◆ PROBLEM STATEMENT: Retype every entry in its entirety, without alteration.

(Items from a figure collection)
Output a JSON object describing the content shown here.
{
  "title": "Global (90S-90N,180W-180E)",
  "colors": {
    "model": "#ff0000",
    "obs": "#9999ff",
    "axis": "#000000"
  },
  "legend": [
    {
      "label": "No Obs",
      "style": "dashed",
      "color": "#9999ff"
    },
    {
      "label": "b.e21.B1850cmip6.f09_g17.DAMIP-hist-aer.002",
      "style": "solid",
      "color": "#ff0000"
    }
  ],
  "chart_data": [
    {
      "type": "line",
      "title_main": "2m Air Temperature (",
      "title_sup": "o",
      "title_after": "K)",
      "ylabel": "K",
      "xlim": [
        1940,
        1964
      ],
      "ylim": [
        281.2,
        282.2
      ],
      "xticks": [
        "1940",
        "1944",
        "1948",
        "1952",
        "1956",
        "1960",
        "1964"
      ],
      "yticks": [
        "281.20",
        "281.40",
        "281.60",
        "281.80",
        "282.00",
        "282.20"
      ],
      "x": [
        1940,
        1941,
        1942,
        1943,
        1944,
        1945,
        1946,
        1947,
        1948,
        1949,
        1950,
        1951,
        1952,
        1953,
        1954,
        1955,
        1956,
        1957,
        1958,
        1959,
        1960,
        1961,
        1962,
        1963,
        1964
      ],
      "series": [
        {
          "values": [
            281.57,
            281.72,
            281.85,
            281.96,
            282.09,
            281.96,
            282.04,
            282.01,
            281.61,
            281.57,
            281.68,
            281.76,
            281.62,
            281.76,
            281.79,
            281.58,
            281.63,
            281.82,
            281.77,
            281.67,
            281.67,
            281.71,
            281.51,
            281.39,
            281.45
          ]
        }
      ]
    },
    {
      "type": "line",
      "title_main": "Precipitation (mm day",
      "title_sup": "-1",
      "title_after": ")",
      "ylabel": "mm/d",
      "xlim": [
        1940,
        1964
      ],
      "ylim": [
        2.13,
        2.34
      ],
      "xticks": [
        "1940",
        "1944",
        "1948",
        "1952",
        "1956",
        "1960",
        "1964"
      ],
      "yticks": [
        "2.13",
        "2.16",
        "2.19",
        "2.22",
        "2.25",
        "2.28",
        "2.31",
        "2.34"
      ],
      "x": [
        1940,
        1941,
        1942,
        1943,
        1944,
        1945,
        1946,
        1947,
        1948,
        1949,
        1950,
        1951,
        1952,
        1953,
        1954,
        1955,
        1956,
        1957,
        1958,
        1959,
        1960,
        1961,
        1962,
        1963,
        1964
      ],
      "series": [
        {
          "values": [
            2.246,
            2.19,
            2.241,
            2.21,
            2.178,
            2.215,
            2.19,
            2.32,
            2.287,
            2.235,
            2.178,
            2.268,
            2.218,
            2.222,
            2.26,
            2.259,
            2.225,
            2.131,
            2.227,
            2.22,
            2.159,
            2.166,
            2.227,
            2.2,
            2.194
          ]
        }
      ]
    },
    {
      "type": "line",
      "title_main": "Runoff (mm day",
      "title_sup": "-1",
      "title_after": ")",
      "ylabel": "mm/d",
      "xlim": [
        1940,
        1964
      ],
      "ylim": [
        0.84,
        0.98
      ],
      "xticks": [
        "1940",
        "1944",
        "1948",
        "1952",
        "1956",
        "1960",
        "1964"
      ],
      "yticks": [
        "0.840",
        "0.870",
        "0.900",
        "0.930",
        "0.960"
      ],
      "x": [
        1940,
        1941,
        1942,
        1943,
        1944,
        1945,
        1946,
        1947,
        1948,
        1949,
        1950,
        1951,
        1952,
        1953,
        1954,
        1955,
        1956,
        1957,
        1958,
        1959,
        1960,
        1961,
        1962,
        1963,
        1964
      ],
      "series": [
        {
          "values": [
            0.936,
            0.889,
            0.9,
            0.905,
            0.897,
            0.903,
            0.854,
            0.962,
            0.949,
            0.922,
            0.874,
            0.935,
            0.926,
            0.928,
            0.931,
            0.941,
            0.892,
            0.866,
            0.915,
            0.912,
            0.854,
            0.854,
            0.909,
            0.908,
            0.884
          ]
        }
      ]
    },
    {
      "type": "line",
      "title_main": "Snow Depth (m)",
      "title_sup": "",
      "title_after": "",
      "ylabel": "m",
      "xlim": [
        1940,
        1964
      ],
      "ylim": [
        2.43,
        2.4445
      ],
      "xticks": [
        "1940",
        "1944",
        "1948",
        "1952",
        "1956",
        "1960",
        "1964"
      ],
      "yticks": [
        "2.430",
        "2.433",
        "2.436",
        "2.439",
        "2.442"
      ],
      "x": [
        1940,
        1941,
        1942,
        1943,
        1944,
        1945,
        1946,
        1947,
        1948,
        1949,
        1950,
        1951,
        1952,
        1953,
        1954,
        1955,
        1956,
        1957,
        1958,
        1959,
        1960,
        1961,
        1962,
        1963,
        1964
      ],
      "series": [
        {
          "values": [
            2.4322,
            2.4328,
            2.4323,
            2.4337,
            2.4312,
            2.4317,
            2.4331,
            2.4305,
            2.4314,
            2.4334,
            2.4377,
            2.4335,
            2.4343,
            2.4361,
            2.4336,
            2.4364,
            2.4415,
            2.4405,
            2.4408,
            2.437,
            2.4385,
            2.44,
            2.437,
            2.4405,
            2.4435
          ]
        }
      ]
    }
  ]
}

◆ WORKED ANSWER:
Output a JSON object describing the content shown here.
{
  "title": "Global (90S-90N,180W-180E)",
  "colors": {
    "model": "#ff0000",
    "obs": "#9999ff",
    "axis": "#000000"
  },
  "legend": [
    {
      "label": "No Obs",
      "style": "dashed",
      "color": "#9999ff"
    },
    {
      "label": "b.e21.B1850cmip6.f09_g17.DAMIP-hist-aer.002",
      "style": "solid",
      "color": "#ff0000"
    }
  ],
  "chart_data": [
    {
      "type": "line",
      "title_main": "2m Air Temperature (",
      "title_sup": "o",
      "title_after": "K)",
      "ylabel": "K",
      "xlim": [
        1940,
        1964
      ],
      "ylim": [
        281.2,
        282.2
      ],
      "xticks": [
        "1940",
        "1944",
        "1948",
        "1952",
        "1956",
        "1960",
        "1964"
      ],
      "yticks": [
        "281.20",
        "281.40",
        "281.60",
        "281.80",
        "282.00",
        "282.20"
      ],
      "x": [
        1940,
        1941,
        1942,
        1943,
        1944,
        1945,
        1946,
        1947,
        1948,
        1949,
        1950,
        1951,
        1952,
        1953,
        1954,
        1955,
        1956,
        1957,
        1958,
        1959,
        1960,
        1961,
        1962,
        1963,
        1964
      ],
      "series": [
        {
          "values": [
            281.57,
            281.72,
            281.85,
            281.96,
            282.09,
            281.96,
            282.04,
            282.01,
            281.61,
            281.57,
            281.68,
            281.76,
            281.62,
            281.76,
            281.79,
            281.58,
            281.63,
            281.82,
            281.77,
            281.67,
            281.67,
            281.71,
            281.51,
            281.39,
            281.45
          ]
        }
      ]
    },
    {
      "type": "line",
      "title_main": "Precipitation (mm day",
      "title_sup": "-1",
      "title_after": ")",
      "ylabel": "mm/d",
      "xlim": [
        1940,
        1964
      ],
      "ylim": [
        2.13,
        2.34
      ],
      "xticks": [
        "1940",
        "1944",
        "1948",
        "1952",
        "1956",
        "1960",
        "1964"
      ],
      "yticks": [
        "2.13",
        "2.16",
        "2.19",
        "2.22",
        "2.25",
        "2.28",
        "2.31",
        "2.34"
      ],
      "x": [
        1940,
        1941,
        1942,
        1943,
        1944,
        1945,
        1946,
        1947,
        1948,
        1949,
        1950,
        1951,
        1952,
        1953,
        1954,
        1955,
        1956,
        1957,
        1958,
        1959,
        1960,
        1961,
        1962,
        1963,
        1964
      ],
      "series": [
        {
          "values": [
            2.246,
            2.19,
            2.241,
            2.21,
            2.178,
            2.215,
            2.19,
            2.32,
            2.287,
            2.235,
            2.178,
            2.268,
            2.218,
            2.222,
            2.26,
            2.259,
            2.225,
            2.131,
            2.227,
            2.22,
            2.159,
            2.166,
            2.227,
            2.2,
            2.194
          ]
        }
      ]
    },
    {
      "type": "line",
      "title_main": "Runoff (mm day",
      "title_sup": "-1",
      "title_after": ")",
      "ylabel": "mm/d",
      "xlim": [
        1940,
        1964
      ],
      "ylim": [
        0.84,
        0.98
      ],
      "xticks": [
        "1940",
        "1944",
        "1948",
        "1952",
        "1956",
        "1960",
        "1964"
      ],
      "yticks": [
        "0.840",
        "0.870",
        "0.900",
        "0.930",
        "0.960"
      ],
      "x": [
        1940,
        1941,
        1942,
        1943,
        1944,
        1945,
        1946,
        1947,
        1948,
        1949,
        1950,
        1951,
        1952,
        1953,
        1954,
        1955,
        1956,
        1957,
        1958,
        1959,
        1960,
        1961,
        1962,
        1963,
        1964
      ],
      "series": [
        {
          "values": [
            0.936,
            0.889,
            0.9,
            0.905,
            0.897,
            0.903,
            0.854,
            0.962,
            0.949,
            0.922,
            0.874,
            0.935,
            0.926,
            0.928,
            0.931,
            0.941,
            0.892,
            0.866,
            0.915,
            0.912,
            0.854,
            0.854,
            0.909,
            0.908,
            0.884
          ]
        }
      ]
    },
    {
      "type": "line",
      "title_main": "Snow Depth (m)",
      "title_sup": "",
      "title_after": "",
      "ylabel": "m",
      "xlim": [
        1940,
        1964
      ],
      "ylim": [
        2.43,
        2.4445
      ],
      "xticks": [
        "1940",
        "1944",
        "1948",
        "1952",
        "1956",
        "1960",
        "1964"
      ],
      "yticks": [
        "2.430",
        "2.433",
        "2.436",
        "2.439",
        "2.442"
      ],
      "x": [
        1940,
        1941,
        1942,
        1943,
        1944,
        1945,
        1946,
        1947,
        1948,
        1949,
        1950,
        1951,
        1952,
        1953,
        1954,
        1955,
        1956,
        1957,
        1958,
        1959,
        1960,
        1961,
        1962,
        1963,
        1964
      ],
      "series": [
        {
          "values": [
            2.4322,
            2.4328,
            2.4323,
            2.4337,
            2.4312,
            2.4317,
            2.4331,
            2.4305,
            2.4314,
            2.4334,
            2.4377,
            2.4335,
            2.4343,
            2.4361,
            2.4336,
            2.4364,
            2.4415,
            2.4405,
            2.4408,
            2.437,
            2.4385,
            2.44,
            2.437,
            2.4405,
            2.4435
          ]
        }
      ]
    }
  ]
}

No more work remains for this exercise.